THE TASK ::
How many lines hold the string "Loss"? Reply with the number alone.

SUPPLIED MATERIAL ::
——————————
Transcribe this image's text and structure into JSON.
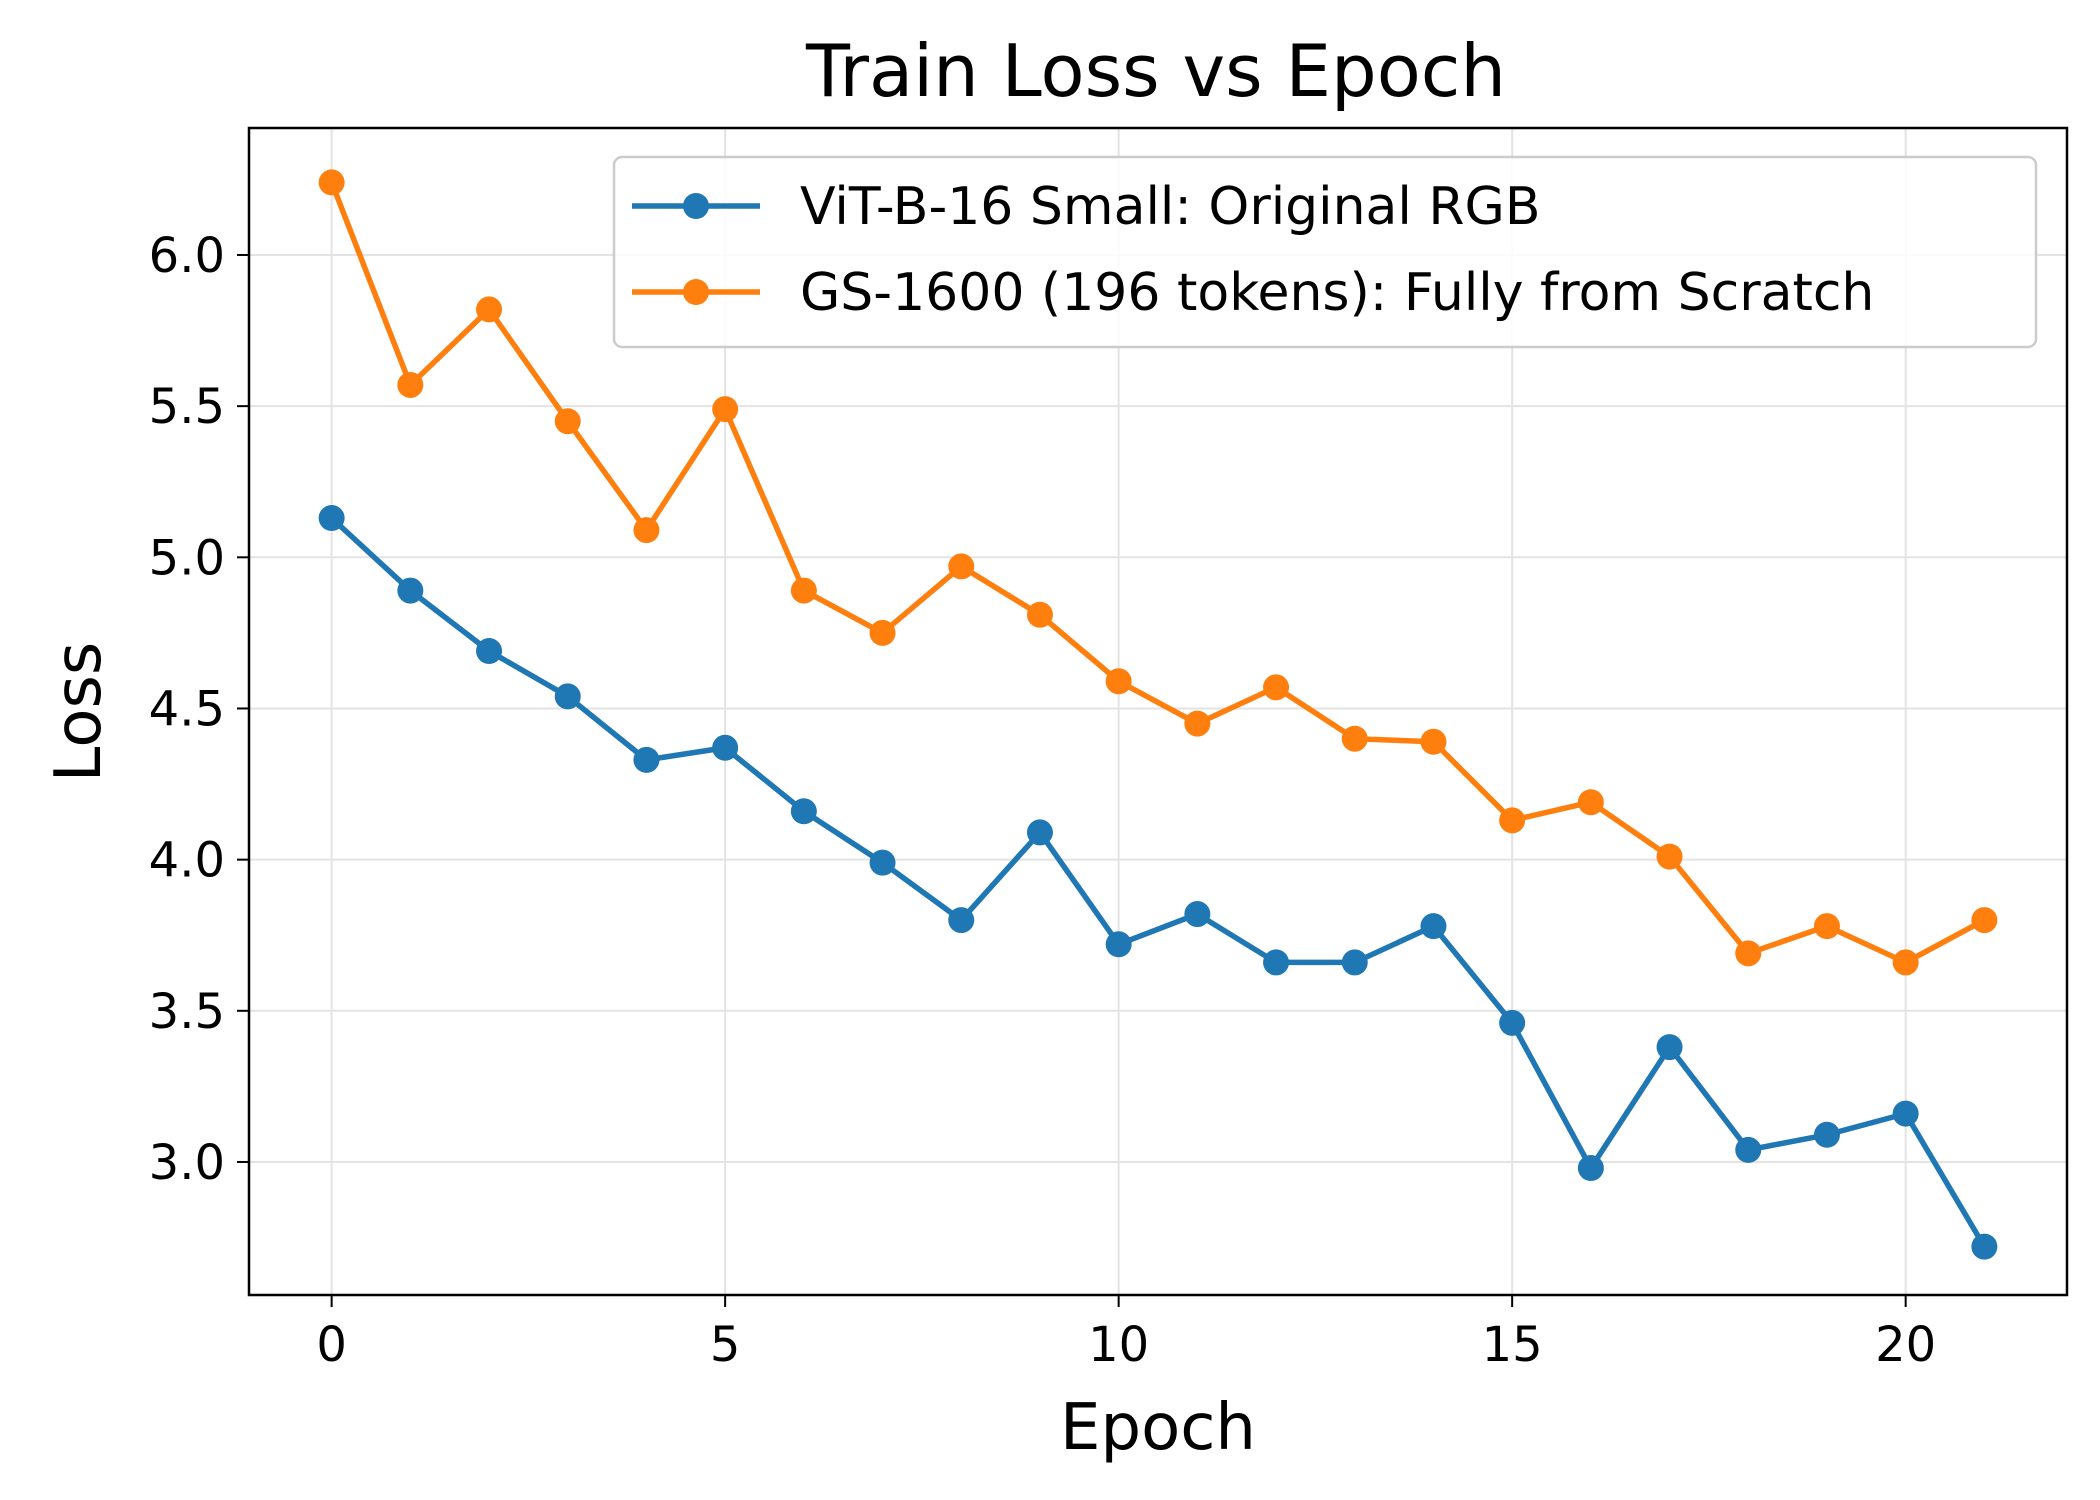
{
  "chart_data": {
    "type": "line",
    "title": "Train Loss vs Epoch",
    "xlabel": "Epoch",
    "ylabel": "Loss",
    "xlim": [
      -1.05,
      22.05
    ],
    "ylim": [
      2.56,
      6.42
    ],
    "xticks": [
      0,
      5,
      10,
      15,
      20
    ],
    "yticks": [
      3.0,
      3.5,
      4.0,
      4.5,
      5.0,
      5.5,
      6.0
    ],
    "xtick_labels": [
      "0",
      "5",
      "10",
      "15",
      "20"
    ],
    "ytick_labels": [
      "3.0",
      "3.5",
      "4.0",
      "4.5",
      "5.0",
      "5.5",
      "6.0"
    ],
    "grid": true,
    "legend_position": "top-right",
    "x": [
      0,
      1,
      2,
      3,
      4,
      5,
      6,
      7,
      8,
      9,
      10,
      11,
      12,
      13,
      14,
      15,
      16,
      17,
      18,
      19,
      20,
      21
    ],
    "series": [
      {
        "name": "ViT-B-16 Small: Original RGB",
        "color": "#1f77b4",
        "values": [
          5.13,
          4.89,
          4.69,
          4.54,
          4.33,
          4.37,
          4.16,
          3.99,
          3.8,
          4.09,
          3.72,
          3.82,
          3.66,
          3.66,
          3.78,
          3.46,
          2.98,
          3.38,
          3.04,
          3.09,
          3.16,
          2.72
        ]
      },
      {
        "name": "GS-1600 (196 tokens): Fully from Scratch",
        "color": "#ff7f0e",
        "values": [
          6.24,
          5.57,
          5.82,
          5.45,
          5.09,
          5.49,
          4.89,
          4.75,
          4.97,
          4.81,
          4.59,
          4.45,
          4.57,
          4.4,
          4.39,
          4.13,
          4.19,
          4.01,
          3.69,
          3.78,
          3.66,
          3.8
        ]
      }
    ]
  }
}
——————————
WRITTEN ANSWER ::
2